» Exercise prompt: Write out every record below exactly as it appears.
## Start Extracted data
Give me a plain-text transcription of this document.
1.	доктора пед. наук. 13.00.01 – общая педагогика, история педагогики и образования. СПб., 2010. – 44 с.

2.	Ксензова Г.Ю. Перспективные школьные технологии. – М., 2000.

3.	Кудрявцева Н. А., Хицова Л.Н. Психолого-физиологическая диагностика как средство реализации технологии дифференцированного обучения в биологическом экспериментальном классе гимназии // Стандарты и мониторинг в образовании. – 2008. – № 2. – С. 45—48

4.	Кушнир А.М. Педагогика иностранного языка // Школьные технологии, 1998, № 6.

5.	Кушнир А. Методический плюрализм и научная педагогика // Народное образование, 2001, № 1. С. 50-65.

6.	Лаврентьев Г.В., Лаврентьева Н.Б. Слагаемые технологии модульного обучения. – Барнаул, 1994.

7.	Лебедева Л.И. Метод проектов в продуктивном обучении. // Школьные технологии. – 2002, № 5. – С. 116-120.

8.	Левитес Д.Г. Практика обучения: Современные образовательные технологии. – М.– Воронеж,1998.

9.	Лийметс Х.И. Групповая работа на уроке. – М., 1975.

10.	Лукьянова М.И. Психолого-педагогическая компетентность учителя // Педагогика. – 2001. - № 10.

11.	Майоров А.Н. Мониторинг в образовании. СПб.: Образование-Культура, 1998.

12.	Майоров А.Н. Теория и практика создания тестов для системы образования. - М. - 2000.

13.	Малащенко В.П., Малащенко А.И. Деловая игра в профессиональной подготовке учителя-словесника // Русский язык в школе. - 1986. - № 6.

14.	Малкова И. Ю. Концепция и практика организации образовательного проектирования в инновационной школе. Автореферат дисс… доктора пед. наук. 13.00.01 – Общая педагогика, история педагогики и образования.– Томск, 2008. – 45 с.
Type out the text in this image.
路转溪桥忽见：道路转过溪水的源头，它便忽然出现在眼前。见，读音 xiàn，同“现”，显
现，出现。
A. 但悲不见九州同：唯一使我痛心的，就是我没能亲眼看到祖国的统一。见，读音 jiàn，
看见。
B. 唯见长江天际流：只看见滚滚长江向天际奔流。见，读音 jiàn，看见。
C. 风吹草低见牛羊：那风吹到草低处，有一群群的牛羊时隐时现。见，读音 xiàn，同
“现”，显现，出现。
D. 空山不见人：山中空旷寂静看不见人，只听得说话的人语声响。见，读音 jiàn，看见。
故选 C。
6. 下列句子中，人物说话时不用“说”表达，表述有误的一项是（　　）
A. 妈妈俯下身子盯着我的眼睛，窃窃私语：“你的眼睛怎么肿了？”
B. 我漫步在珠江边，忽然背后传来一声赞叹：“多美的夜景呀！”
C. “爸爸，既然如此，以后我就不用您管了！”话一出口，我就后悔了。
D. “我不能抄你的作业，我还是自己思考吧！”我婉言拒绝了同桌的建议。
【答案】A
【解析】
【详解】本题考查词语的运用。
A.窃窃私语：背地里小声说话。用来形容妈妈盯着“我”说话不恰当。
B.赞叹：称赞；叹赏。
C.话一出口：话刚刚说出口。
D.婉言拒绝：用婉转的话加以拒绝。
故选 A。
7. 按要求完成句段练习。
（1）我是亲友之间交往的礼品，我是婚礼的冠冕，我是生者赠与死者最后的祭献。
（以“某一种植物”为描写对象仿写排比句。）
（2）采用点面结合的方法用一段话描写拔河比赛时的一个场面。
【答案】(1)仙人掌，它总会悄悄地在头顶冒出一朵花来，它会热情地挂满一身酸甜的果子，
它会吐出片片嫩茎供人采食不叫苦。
## End Extracted data
» Answer to this problem:
Give me a plain-text transcription of this document.
1.	доктора пед. наук. 13.00.01 – общая педагогика, история педагогики и образования. СПб., 2010. – 44 с.

2.	Ксензова Г.Ю. Перспективные школьные технологии. – М., 2000.

3.	Кудрявцева Н. А., Хицова Л.Н. Психолого-физиологическая диагностика как средство реализации технологии дифференцированного обучения в биологическом экспериментальном классе гимназии // Стандарты и мониторинг в образовании. – 2008. – № 2. – С. 45—48

4.	Кушнир А.М. Педагогика иностранного языка // Школьные технологии, 1998, № 6.

5.	Кушнир А. Методический плюрализм и научная педагогика // Народное образование, 2001, № 1. С. 50-65.

6.	Лаврентьев Г.В., Лаврентьева Н.Б. Слагаемые технологии модульного обучения. – Барнаул, 1994.

7.	Лебедева Л.И. Метод проектов в продуктивном обучении. // Школьные технологии. – 2002, № 5. – С. 116-120.

8.	Левитес Д.Г. Практика обучения: Современные образовательные технологии. – М.– Воронеж,1998.

9.	Лийметс Х.И. Групповая работа на уроке. – М., 1975.

10.	Лукьянова М.И. Психолого-педагогическая компетентность учителя // Педагогика. – 2001. - № 10.

11.	Майоров А.Н. Мониторинг в образовании. СПб.: Образование-Культура, 1998.

12.	Майоров А.Н. Теория и практика создания тестов для системы образования. - М. - 2000.

13.	Малащенко В.П., Малащенко А.И. Деловая игра в профессиональной подготовке учителя-словесника // Русский язык в школе. - 1986. - № 6.

14.	Малкова И. Ю. Концепция и практика организации образовательного проектирования в инновационной школе. Автореферат дисс… доктора пед. наук. 13.00.01 – Общая педагогика, история педагогики и образования.– Томск, 2008. – 45 с.
Type out the text in this image.
路转溪桥忽见：道路转过溪水的源头，它便忽然出现在眼前。见，读音 xiàn，同“现”，显
现，出现。
A. 但悲不见九州同：唯一使我痛心的，就是我没能亲眼看到祖国的统一。见，读音 jiàn，
看见。
B. 唯见长江天际流：只看见滚滚长江向天际奔流。见，读音 jiàn，看见。
C. 风吹草低见牛羊：那风吹到草低处，有一群群的牛羊时隐时现。见，读音 xiàn，同
“现”，显现，出现。
D. 空山不见人：山中空旷寂静看不见人，只听得说话的人语声响。见，读音 jiàn，看见。
故选 C。
6. 下列句子中，人物说话时不用“说”表达，表述有误的一项是（　　）
A. 妈妈俯下身子盯着我的眼睛，窃窃私语：“你的眼睛怎么肿了？”
B. 我漫步在珠江边，忽然背后传来一声赞叹：“多美的夜景呀！”
C. “爸爸，既然如此，以后我就不用您管了！”话一出口，我就后悔了。
D. “我不能抄你的作业，我还是自己思考吧！”我婉言拒绝了同桌的建议。
【答案】A
【解析】
【详解】本题考查词语的运用。
A.窃窃私语：背地里小声说话。用来形容妈妈盯着“我”说话不恰当。
B.赞叹：称赞；叹赏。
C.话一出口：话刚刚说出口。
D.婉言拒绝：用婉转的话加以拒绝。
故选 A。
7. 按要求完成句段练习。
（1）我是亲友之间交往的礼品，我是婚礼的冠冕，我是生者赠与死者最后的祭献。
（以“某一种植物”为描写对象仿写排比句。）
（2）采用点面结合的方法用一段话描写拔河比赛时的一个场面。
【答案】(1)仙人掌，它总会悄悄地在头顶冒出一朵花来，它会热情地挂满一身酸甜的果子，
它会吐出片片嫩茎供人采食不叫苦。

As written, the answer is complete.